• Input records
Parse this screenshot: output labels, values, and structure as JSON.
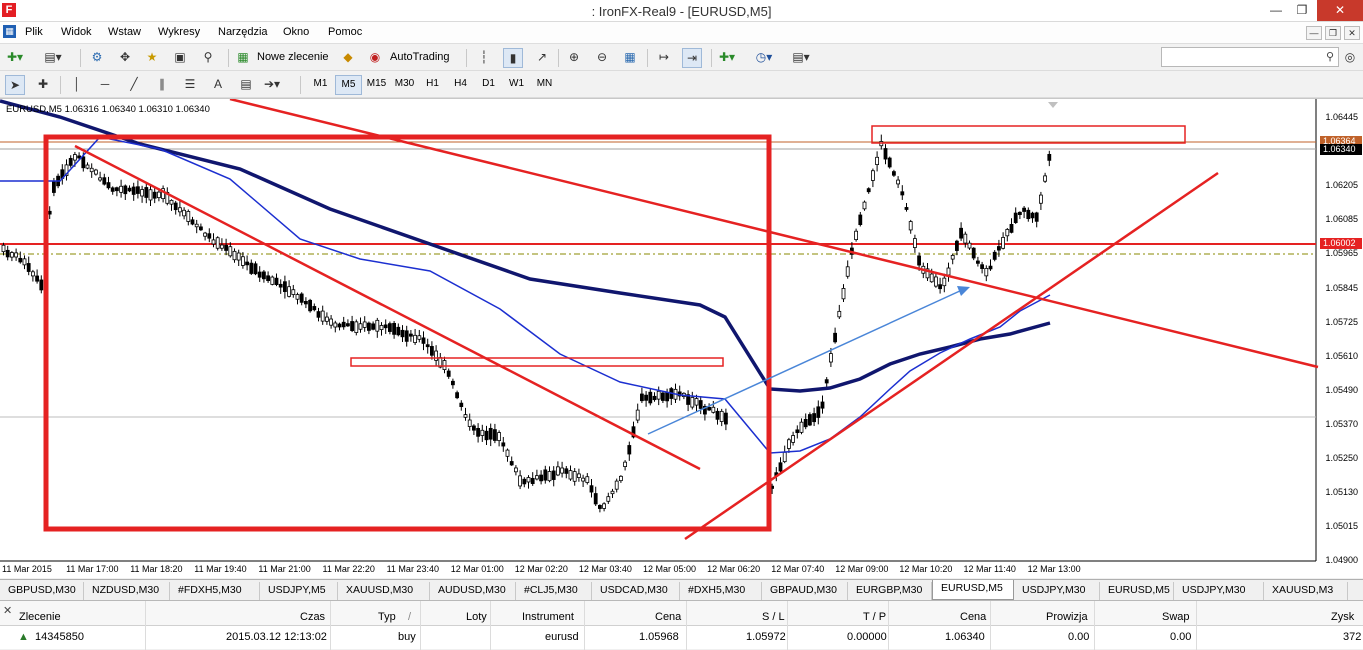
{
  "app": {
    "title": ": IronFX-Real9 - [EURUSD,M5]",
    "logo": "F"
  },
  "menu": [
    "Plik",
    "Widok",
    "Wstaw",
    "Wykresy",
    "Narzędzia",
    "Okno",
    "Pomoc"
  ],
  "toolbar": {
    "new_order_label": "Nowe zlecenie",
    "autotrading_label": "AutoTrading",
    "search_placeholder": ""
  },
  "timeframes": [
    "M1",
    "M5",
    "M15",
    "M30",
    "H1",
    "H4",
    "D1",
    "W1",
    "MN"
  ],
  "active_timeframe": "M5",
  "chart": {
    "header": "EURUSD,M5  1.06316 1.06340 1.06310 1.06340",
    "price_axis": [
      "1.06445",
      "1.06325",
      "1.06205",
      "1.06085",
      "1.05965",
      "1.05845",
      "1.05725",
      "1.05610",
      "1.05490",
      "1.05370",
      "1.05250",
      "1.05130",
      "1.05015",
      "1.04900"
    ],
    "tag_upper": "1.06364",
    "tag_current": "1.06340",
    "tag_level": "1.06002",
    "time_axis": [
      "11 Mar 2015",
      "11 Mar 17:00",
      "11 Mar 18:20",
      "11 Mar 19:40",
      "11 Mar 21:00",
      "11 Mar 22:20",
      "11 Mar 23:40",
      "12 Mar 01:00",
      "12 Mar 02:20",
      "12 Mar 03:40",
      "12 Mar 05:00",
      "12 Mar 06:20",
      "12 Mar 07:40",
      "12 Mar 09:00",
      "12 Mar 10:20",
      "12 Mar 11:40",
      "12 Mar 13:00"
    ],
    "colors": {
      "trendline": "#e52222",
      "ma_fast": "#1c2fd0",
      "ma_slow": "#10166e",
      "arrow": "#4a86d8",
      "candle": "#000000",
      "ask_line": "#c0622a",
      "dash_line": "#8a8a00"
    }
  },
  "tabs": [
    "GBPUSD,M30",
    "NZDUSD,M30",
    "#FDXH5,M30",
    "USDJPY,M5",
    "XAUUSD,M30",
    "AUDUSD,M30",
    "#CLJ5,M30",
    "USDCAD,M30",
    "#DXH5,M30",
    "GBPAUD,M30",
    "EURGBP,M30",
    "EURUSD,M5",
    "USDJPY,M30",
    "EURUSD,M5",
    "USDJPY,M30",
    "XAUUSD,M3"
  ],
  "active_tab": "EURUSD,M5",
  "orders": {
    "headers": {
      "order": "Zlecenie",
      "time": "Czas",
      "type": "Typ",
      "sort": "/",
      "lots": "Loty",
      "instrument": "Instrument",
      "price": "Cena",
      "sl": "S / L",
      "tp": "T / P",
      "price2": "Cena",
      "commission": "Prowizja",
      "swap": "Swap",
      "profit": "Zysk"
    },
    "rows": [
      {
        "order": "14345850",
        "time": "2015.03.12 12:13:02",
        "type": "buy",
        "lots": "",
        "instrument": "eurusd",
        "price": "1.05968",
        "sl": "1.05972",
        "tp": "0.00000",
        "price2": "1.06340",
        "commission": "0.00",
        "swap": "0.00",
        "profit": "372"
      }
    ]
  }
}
* * *
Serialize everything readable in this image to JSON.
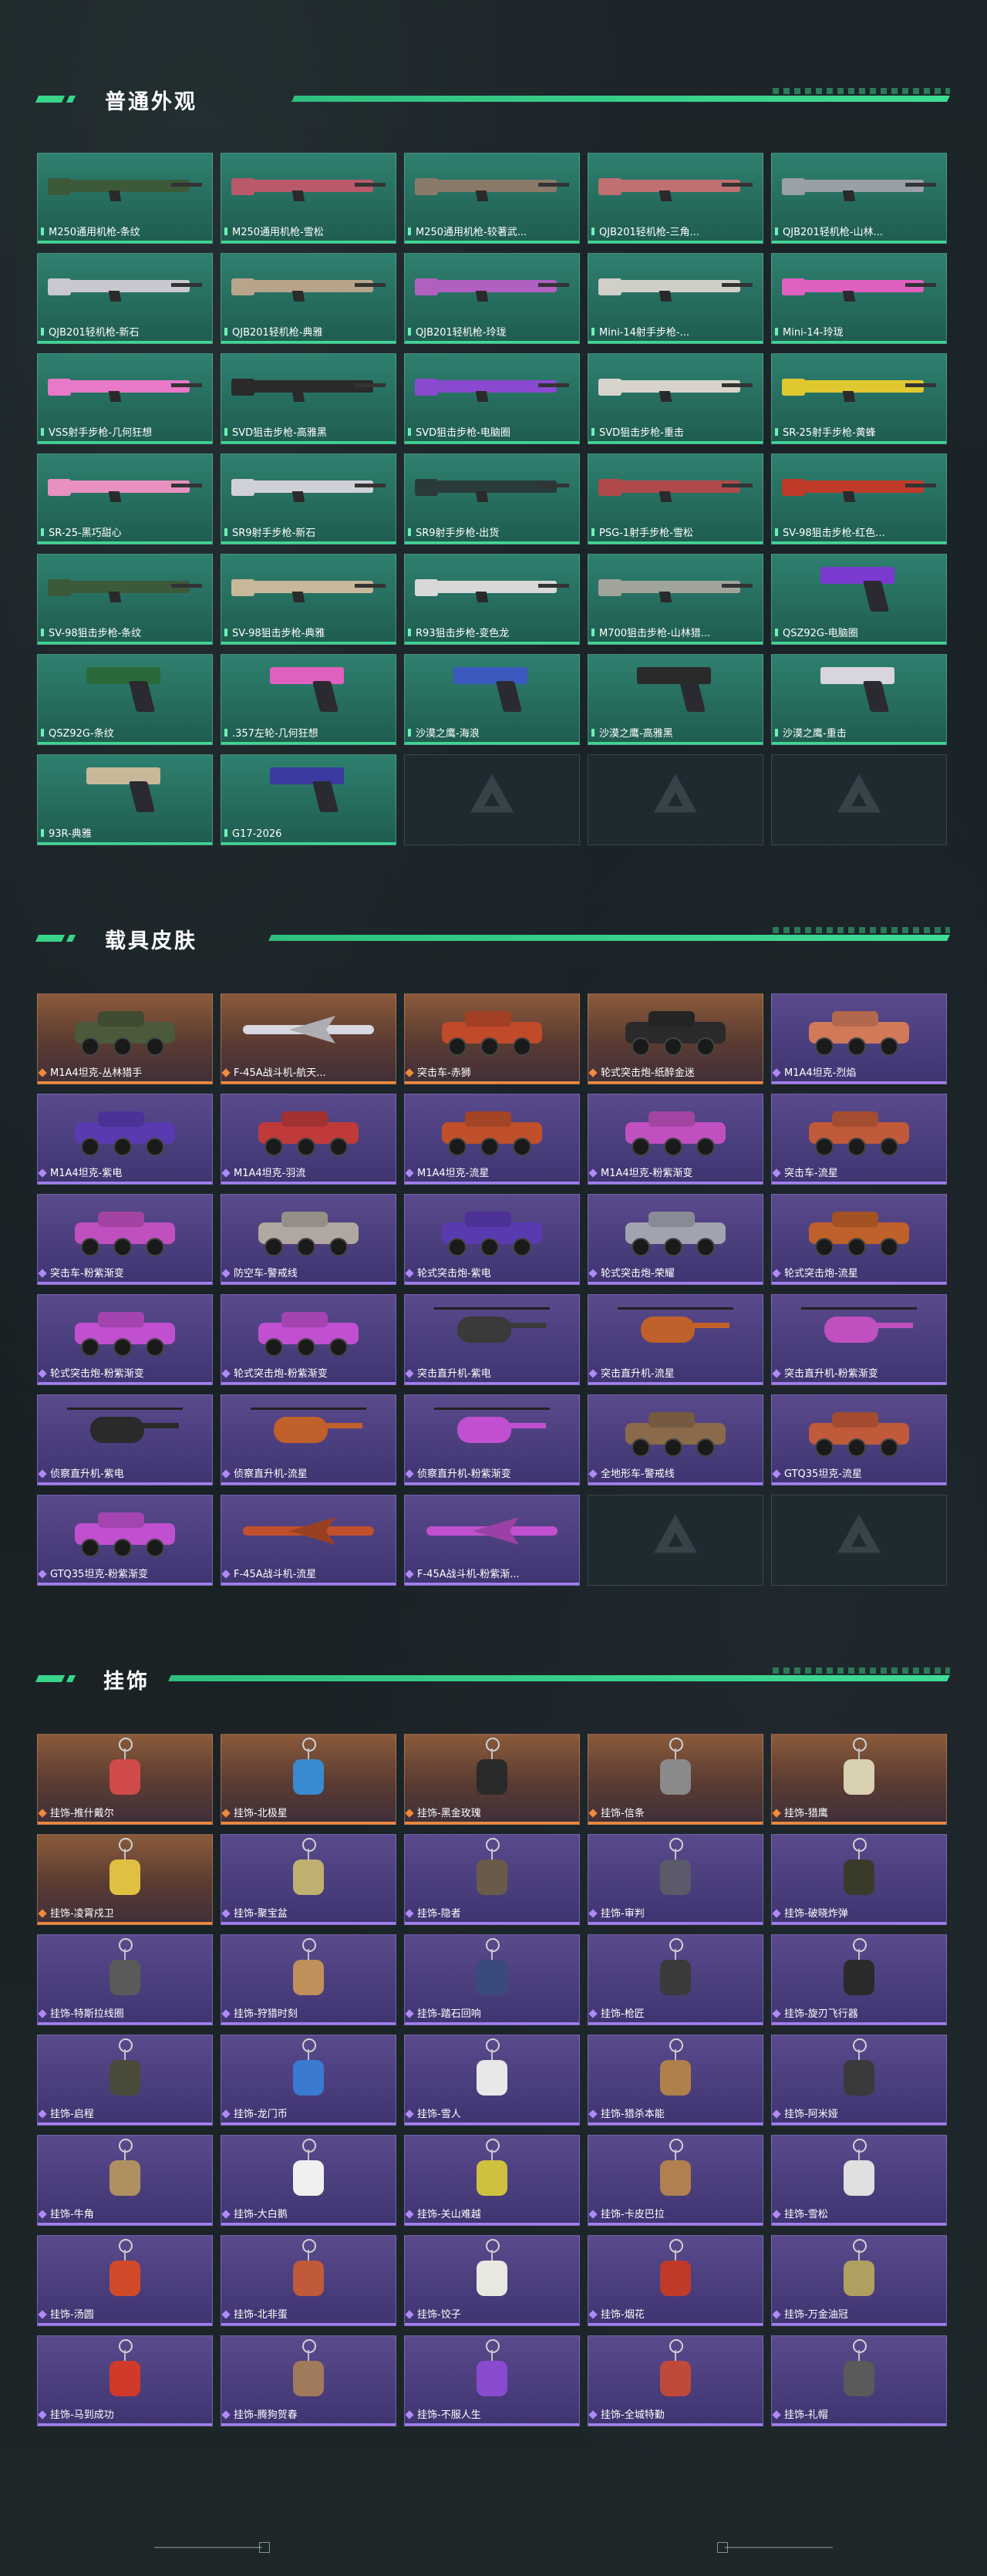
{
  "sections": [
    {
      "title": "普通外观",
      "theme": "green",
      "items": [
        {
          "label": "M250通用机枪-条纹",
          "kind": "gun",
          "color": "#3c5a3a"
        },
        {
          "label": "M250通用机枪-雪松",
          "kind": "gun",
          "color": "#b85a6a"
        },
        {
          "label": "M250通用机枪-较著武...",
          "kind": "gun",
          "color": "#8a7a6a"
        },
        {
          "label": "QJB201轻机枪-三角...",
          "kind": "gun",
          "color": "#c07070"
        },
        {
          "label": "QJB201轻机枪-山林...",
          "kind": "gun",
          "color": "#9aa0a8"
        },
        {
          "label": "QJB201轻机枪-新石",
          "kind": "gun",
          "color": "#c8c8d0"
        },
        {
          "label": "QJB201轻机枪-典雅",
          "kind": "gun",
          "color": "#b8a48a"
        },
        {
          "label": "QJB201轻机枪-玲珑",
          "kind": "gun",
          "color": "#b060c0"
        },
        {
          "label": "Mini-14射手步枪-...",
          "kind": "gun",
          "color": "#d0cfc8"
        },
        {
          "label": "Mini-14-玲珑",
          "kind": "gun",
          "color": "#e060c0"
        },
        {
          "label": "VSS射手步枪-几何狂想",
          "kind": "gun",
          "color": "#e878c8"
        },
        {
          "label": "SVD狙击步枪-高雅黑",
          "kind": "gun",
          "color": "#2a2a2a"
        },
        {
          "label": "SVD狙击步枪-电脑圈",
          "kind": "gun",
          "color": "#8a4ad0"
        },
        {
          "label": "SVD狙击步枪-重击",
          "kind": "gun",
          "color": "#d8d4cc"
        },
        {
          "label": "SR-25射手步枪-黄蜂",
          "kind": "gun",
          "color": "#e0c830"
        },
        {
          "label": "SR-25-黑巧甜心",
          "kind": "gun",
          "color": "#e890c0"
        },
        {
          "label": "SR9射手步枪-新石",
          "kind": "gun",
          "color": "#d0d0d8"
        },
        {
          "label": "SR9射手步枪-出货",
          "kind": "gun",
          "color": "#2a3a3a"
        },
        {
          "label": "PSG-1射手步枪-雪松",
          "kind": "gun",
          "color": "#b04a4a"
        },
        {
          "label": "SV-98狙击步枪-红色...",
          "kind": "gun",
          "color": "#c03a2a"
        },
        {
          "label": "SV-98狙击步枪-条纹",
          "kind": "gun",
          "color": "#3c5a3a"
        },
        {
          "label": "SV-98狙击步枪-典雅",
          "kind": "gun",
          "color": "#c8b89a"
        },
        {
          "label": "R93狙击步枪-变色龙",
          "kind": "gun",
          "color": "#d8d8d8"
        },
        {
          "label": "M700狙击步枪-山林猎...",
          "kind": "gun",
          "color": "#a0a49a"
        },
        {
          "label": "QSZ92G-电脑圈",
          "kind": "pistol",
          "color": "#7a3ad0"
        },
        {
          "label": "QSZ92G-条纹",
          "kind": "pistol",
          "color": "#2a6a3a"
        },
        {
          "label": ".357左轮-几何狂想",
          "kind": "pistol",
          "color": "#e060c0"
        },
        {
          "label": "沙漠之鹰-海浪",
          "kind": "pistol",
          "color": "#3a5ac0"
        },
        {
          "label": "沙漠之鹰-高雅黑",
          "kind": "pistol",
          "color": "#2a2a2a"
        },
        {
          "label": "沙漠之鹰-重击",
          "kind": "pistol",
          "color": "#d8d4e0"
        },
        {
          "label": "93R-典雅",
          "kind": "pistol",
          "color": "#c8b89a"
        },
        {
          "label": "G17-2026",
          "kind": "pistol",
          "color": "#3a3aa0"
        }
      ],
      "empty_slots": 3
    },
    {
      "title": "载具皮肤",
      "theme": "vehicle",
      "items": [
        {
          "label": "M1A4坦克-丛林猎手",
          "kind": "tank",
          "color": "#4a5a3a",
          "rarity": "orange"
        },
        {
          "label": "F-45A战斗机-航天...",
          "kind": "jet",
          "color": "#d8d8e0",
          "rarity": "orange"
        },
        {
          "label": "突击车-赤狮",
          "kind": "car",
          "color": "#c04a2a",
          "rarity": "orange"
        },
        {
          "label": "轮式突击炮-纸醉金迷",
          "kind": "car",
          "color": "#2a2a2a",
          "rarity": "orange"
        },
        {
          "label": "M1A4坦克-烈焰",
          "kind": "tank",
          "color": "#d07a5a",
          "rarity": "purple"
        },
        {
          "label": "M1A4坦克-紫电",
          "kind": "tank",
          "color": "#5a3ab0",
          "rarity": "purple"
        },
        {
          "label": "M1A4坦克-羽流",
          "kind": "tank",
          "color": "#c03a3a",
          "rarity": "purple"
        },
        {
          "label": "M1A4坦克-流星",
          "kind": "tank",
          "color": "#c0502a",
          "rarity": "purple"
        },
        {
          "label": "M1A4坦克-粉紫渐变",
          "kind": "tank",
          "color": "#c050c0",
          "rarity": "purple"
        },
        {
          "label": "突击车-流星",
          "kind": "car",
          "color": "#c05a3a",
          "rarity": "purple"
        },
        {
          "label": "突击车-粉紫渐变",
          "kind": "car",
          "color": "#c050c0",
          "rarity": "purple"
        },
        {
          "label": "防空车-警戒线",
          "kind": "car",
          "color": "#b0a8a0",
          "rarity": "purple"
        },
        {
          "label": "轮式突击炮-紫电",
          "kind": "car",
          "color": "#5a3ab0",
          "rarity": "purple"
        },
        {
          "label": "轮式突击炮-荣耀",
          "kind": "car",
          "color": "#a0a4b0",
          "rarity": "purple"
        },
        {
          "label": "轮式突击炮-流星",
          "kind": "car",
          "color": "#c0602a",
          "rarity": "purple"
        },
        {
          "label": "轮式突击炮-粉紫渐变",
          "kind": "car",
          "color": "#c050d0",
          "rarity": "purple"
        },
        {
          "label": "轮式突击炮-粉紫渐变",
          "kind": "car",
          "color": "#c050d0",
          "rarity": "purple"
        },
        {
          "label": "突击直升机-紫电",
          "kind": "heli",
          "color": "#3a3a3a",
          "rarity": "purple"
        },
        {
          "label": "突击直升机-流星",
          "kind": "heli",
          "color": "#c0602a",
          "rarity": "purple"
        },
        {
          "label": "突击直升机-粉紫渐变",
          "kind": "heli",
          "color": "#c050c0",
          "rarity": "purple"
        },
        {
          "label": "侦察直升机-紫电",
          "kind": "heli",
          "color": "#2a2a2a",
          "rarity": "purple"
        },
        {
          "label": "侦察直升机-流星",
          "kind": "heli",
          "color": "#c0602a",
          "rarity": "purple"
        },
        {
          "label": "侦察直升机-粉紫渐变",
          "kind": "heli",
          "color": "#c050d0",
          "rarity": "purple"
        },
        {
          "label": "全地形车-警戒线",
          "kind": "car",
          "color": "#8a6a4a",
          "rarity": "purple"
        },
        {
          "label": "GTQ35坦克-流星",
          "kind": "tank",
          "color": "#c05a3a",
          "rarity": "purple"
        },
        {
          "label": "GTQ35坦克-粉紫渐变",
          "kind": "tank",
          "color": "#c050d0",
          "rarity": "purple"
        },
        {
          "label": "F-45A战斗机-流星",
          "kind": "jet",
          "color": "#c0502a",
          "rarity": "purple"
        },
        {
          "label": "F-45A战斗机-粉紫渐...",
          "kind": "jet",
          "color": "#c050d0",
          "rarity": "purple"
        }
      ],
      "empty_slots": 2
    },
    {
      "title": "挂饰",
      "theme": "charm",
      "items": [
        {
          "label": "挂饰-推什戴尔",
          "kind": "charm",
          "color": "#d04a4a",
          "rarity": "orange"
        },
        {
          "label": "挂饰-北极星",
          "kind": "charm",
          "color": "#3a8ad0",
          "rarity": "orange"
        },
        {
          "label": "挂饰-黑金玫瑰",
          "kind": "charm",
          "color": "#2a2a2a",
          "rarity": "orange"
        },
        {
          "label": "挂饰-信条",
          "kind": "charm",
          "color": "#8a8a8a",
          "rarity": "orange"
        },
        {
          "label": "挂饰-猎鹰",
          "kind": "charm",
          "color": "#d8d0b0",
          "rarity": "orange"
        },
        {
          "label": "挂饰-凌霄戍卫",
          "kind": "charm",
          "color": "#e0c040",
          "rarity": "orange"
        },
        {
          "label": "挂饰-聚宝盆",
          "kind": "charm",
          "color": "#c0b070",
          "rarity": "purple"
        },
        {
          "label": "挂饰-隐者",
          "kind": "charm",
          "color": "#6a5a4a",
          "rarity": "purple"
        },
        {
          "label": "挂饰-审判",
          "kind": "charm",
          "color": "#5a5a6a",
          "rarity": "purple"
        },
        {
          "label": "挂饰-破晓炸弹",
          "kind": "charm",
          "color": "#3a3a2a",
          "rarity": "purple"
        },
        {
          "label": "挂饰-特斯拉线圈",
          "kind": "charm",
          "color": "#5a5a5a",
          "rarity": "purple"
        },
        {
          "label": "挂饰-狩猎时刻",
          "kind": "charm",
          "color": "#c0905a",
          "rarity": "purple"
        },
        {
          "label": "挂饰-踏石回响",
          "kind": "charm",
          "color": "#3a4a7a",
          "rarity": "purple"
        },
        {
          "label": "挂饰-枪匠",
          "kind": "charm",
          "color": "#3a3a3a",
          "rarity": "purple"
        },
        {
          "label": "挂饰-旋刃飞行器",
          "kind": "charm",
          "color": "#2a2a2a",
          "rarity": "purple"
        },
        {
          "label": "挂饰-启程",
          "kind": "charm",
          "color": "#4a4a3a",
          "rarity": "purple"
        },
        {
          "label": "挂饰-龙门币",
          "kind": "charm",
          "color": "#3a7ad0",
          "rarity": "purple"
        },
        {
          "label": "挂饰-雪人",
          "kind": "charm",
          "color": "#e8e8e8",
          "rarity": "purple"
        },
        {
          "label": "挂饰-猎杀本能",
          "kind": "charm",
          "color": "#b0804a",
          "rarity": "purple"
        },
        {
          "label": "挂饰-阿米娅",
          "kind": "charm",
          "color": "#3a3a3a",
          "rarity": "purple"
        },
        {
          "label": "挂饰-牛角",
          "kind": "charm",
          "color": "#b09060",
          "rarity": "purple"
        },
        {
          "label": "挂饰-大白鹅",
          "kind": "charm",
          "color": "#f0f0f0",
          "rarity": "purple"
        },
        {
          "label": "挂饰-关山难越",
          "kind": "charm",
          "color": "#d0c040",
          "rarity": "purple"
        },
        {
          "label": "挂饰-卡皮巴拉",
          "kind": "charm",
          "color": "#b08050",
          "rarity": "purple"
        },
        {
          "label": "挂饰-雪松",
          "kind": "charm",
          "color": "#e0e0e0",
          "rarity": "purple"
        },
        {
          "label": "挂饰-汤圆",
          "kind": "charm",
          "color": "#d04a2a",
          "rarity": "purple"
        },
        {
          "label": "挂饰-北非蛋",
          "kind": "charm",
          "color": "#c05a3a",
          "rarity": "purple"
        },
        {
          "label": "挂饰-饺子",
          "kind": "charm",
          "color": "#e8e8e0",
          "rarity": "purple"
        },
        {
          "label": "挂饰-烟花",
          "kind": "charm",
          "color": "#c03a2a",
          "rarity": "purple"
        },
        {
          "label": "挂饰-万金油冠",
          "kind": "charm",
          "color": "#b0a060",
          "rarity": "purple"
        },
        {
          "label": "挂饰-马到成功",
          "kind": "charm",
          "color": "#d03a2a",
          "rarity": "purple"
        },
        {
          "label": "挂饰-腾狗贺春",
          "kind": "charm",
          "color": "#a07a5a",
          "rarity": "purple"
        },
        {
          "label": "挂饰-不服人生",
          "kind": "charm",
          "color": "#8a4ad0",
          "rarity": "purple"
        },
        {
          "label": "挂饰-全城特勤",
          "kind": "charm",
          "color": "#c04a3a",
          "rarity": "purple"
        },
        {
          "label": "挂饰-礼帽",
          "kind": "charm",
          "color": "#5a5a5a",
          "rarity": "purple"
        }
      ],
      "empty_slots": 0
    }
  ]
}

• Problem
In the records above, locate every line with the string "SVD狙击步枪" and copy it.

• The reply
          "label": "SVD狙击步枪-高雅黑",
          "label": "SVD狙击步枪-电脑圈",
          "label": "SVD狙击步枪-重击",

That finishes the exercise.